• [WHAT YOU NEED TO DO]
Wherever the string "Order" appears in a line, extract that line.
#### DATA PROVIDED
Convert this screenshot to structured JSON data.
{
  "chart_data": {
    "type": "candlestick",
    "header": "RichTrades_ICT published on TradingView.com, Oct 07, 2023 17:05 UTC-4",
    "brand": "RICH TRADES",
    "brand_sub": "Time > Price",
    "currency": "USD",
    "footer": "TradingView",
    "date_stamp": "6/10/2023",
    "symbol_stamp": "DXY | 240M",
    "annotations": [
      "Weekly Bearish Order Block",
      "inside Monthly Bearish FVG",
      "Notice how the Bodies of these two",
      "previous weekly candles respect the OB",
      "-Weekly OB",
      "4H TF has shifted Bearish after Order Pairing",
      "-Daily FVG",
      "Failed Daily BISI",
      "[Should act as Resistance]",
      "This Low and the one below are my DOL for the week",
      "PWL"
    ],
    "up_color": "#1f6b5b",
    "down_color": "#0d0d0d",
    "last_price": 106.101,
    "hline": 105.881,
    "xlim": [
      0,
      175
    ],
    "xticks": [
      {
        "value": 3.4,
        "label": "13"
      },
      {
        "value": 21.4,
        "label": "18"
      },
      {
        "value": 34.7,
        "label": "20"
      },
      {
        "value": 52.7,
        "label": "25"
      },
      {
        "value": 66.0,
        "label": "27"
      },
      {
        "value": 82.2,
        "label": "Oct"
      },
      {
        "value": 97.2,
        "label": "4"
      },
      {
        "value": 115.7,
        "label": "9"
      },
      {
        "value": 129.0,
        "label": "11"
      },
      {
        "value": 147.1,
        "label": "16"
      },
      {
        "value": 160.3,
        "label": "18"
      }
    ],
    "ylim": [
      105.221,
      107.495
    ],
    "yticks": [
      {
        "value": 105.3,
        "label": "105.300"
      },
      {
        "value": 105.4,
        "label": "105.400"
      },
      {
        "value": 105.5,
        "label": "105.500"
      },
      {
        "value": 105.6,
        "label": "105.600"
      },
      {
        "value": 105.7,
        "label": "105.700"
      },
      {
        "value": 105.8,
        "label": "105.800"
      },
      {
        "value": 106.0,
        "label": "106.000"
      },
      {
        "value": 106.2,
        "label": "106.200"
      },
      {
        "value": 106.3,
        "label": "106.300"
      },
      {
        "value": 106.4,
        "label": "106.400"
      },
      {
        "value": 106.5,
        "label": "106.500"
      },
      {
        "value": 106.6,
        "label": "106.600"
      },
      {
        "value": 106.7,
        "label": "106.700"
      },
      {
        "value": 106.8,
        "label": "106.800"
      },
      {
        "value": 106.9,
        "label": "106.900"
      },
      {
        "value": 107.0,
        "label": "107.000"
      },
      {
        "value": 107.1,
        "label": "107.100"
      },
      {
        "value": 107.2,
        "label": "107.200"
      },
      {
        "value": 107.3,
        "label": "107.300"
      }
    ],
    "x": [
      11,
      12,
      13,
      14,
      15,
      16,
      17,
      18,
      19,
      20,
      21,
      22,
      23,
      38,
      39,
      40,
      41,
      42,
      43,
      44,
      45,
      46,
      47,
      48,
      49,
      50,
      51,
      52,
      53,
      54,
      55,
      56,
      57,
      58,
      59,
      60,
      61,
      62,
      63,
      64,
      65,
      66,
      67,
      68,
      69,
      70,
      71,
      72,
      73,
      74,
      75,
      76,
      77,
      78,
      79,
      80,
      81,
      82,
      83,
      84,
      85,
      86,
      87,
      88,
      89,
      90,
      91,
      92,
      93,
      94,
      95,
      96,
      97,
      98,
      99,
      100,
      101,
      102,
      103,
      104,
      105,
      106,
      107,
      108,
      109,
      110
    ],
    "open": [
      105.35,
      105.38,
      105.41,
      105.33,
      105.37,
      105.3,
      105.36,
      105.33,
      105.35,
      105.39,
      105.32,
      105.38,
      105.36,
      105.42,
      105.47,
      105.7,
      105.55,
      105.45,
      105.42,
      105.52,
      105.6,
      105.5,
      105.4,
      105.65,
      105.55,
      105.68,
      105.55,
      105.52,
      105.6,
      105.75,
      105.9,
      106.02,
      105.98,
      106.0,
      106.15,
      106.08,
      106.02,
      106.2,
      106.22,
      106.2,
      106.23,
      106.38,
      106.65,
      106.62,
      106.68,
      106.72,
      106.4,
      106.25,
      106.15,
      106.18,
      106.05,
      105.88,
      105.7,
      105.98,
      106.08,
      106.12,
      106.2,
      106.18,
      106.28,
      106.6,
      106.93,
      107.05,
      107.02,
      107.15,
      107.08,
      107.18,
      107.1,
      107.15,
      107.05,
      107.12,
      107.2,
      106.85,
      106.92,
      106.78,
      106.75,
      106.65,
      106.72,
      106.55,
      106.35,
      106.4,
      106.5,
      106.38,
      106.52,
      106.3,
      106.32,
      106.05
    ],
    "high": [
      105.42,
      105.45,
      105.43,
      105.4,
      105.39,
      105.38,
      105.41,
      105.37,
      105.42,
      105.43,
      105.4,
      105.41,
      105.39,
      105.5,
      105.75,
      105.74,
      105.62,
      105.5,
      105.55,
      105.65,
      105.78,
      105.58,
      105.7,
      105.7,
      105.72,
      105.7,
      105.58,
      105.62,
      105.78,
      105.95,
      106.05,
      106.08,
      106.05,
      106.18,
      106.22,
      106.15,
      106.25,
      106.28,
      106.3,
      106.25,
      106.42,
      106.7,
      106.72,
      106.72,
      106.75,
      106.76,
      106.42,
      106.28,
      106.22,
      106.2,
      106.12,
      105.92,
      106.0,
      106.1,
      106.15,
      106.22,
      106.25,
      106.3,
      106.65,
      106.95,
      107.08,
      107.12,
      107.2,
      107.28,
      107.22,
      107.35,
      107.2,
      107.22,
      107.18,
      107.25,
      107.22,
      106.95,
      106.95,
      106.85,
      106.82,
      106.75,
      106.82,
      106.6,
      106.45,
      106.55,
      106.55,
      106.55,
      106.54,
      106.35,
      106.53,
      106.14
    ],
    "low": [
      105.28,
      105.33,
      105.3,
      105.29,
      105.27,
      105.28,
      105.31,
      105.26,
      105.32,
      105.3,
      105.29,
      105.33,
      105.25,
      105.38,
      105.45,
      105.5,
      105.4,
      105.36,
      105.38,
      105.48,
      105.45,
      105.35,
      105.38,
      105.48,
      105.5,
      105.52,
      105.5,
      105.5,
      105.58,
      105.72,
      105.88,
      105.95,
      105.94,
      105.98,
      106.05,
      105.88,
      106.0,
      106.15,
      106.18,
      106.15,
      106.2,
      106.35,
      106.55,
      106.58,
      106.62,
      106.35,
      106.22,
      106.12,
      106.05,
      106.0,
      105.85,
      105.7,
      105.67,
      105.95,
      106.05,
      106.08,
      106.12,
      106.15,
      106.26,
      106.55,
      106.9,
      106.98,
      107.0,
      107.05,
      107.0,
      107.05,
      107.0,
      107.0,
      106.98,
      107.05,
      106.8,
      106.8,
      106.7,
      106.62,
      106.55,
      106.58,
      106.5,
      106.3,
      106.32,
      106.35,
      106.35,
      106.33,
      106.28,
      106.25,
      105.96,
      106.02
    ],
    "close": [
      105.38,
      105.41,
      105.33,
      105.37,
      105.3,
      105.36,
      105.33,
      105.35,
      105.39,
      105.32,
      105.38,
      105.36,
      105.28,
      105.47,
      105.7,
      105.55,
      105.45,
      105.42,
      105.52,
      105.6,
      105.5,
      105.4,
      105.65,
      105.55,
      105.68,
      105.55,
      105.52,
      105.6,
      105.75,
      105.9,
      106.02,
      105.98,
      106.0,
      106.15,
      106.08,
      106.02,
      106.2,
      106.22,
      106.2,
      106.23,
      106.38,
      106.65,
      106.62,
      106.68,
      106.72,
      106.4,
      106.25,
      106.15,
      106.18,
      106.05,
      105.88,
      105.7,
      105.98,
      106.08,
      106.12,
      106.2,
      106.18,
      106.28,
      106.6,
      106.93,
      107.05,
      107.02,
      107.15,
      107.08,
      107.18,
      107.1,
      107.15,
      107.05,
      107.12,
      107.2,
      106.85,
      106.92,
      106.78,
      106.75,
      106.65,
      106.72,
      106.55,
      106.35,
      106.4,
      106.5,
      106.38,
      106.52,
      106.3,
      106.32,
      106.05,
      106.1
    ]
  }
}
########
• [THE OUTPUT]
      "Weekly Bearish Order Block",
      "4H TF has shifted Bearish after Order Pairing",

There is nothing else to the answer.